Job:
Your task is to repeat the entries word for word while leaving out the pictures.
* BEGIN *
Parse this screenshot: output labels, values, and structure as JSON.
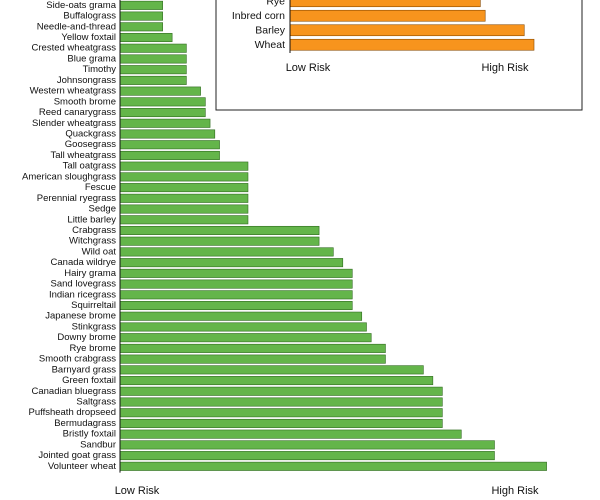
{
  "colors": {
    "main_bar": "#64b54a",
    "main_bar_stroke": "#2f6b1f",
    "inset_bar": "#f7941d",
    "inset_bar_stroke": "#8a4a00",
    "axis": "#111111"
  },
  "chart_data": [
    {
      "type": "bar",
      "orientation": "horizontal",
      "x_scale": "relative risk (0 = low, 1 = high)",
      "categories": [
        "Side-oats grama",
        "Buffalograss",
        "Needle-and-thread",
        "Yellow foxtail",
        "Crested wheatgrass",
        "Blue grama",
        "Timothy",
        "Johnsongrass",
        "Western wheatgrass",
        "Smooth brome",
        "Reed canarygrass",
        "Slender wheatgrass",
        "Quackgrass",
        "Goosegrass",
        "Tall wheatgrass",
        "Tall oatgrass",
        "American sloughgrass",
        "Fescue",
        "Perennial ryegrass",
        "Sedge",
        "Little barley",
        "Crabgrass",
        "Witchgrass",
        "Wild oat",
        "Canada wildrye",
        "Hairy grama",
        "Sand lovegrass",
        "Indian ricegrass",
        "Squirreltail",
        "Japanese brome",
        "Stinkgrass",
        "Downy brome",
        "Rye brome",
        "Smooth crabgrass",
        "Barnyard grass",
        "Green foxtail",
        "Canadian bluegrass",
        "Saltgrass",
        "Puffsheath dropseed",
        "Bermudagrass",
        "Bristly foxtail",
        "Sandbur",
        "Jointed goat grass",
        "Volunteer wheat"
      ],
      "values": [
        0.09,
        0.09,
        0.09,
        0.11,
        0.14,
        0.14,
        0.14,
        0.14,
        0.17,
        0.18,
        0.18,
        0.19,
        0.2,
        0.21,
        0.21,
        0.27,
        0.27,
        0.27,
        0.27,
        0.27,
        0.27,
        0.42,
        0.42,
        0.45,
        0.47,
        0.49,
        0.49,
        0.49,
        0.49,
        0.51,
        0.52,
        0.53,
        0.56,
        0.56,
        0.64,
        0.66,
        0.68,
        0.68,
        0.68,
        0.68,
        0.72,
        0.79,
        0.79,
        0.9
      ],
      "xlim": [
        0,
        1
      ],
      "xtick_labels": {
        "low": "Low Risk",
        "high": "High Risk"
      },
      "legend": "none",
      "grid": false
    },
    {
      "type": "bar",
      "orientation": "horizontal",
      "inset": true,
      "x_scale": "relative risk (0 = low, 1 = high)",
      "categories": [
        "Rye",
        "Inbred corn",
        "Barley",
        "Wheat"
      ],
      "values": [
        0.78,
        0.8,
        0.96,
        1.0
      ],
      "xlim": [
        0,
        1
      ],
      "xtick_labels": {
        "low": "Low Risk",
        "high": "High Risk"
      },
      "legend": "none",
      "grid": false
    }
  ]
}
* END *
Written answer:
Parse this screenshot: output labels, values, and structure as JSON.
{
  "colors": {
    "main_bar": "#64b54a",
    "main_bar_stroke": "#2f6b1f",
    "inset_bar": "#f7941d",
    "inset_bar_stroke": "#8a4a00",
    "axis": "#111111"
  },
  "chart_data": [
    {
      "type": "bar",
      "orientation": "horizontal",
      "x_scale": "relative risk (0 = low, 1 = high)",
      "categories": [
        "Side-oats grama",
        "Buffalograss",
        "Needle-and-thread",
        "Yellow foxtail",
        "Crested wheatgrass",
        "Blue grama",
        "Timothy",
        "Johnsongrass",
        "Western wheatgrass",
        "Smooth brome",
        "Reed canarygrass",
        "Slender wheatgrass",
        "Quackgrass",
        "Goosegrass",
        "Tall wheatgrass",
        "Tall oatgrass",
        "American sloughgrass",
        "Fescue",
        "Perennial ryegrass",
        "Sedge",
        "Little barley",
        "Crabgrass",
        "Witchgrass",
        "Wild oat",
        "Canada wildrye",
        "Hairy grama",
        "Sand lovegrass",
        "Indian ricegrass",
        "Squirreltail",
        "Japanese brome",
        "Stinkgrass",
        "Downy brome",
        "Rye brome",
        "Smooth crabgrass",
        "Barnyard grass",
        "Green foxtail",
        "Canadian bluegrass",
        "Saltgrass",
        "Puffsheath dropseed",
        "Bermudagrass",
        "Bristly foxtail",
        "Sandbur",
        "Jointed goat grass",
        "Volunteer wheat"
      ],
      "values": [
        0.09,
        0.09,
        0.09,
        0.11,
        0.14,
        0.14,
        0.14,
        0.14,
        0.17,
        0.18,
        0.18,
        0.19,
        0.2,
        0.21,
        0.21,
        0.27,
        0.27,
        0.27,
        0.27,
        0.27,
        0.27,
        0.42,
        0.42,
        0.45,
        0.47,
        0.49,
        0.49,
        0.49,
        0.49,
        0.51,
        0.52,
        0.53,
        0.56,
        0.56,
        0.64,
        0.66,
        0.68,
        0.68,
        0.68,
        0.68,
        0.72,
        0.79,
        0.79,
        0.9
      ],
      "xlim": [
        0,
        1
      ],
      "xtick_labels": {
        "low": "Low Risk",
        "high": "High Risk"
      },
      "legend": "none",
      "grid": false
    },
    {
      "type": "bar",
      "orientation": "horizontal",
      "inset": true,
      "x_scale": "relative risk (0 = low, 1 = high)",
      "categories": [
        "Rye",
        "Inbred corn",
        "Barley",
        "Wheat"
      ],
      "values": [
        0.78,
        0.8,
        0.96,
        1.0
      ],
      "xlim": [
        0,
        1
      ],
      "xtick_labels": {
        "low": "Low Risk",
        "high": "High Risk"
      },
      "legend": "none",
      "grid": false
    }
  ]
}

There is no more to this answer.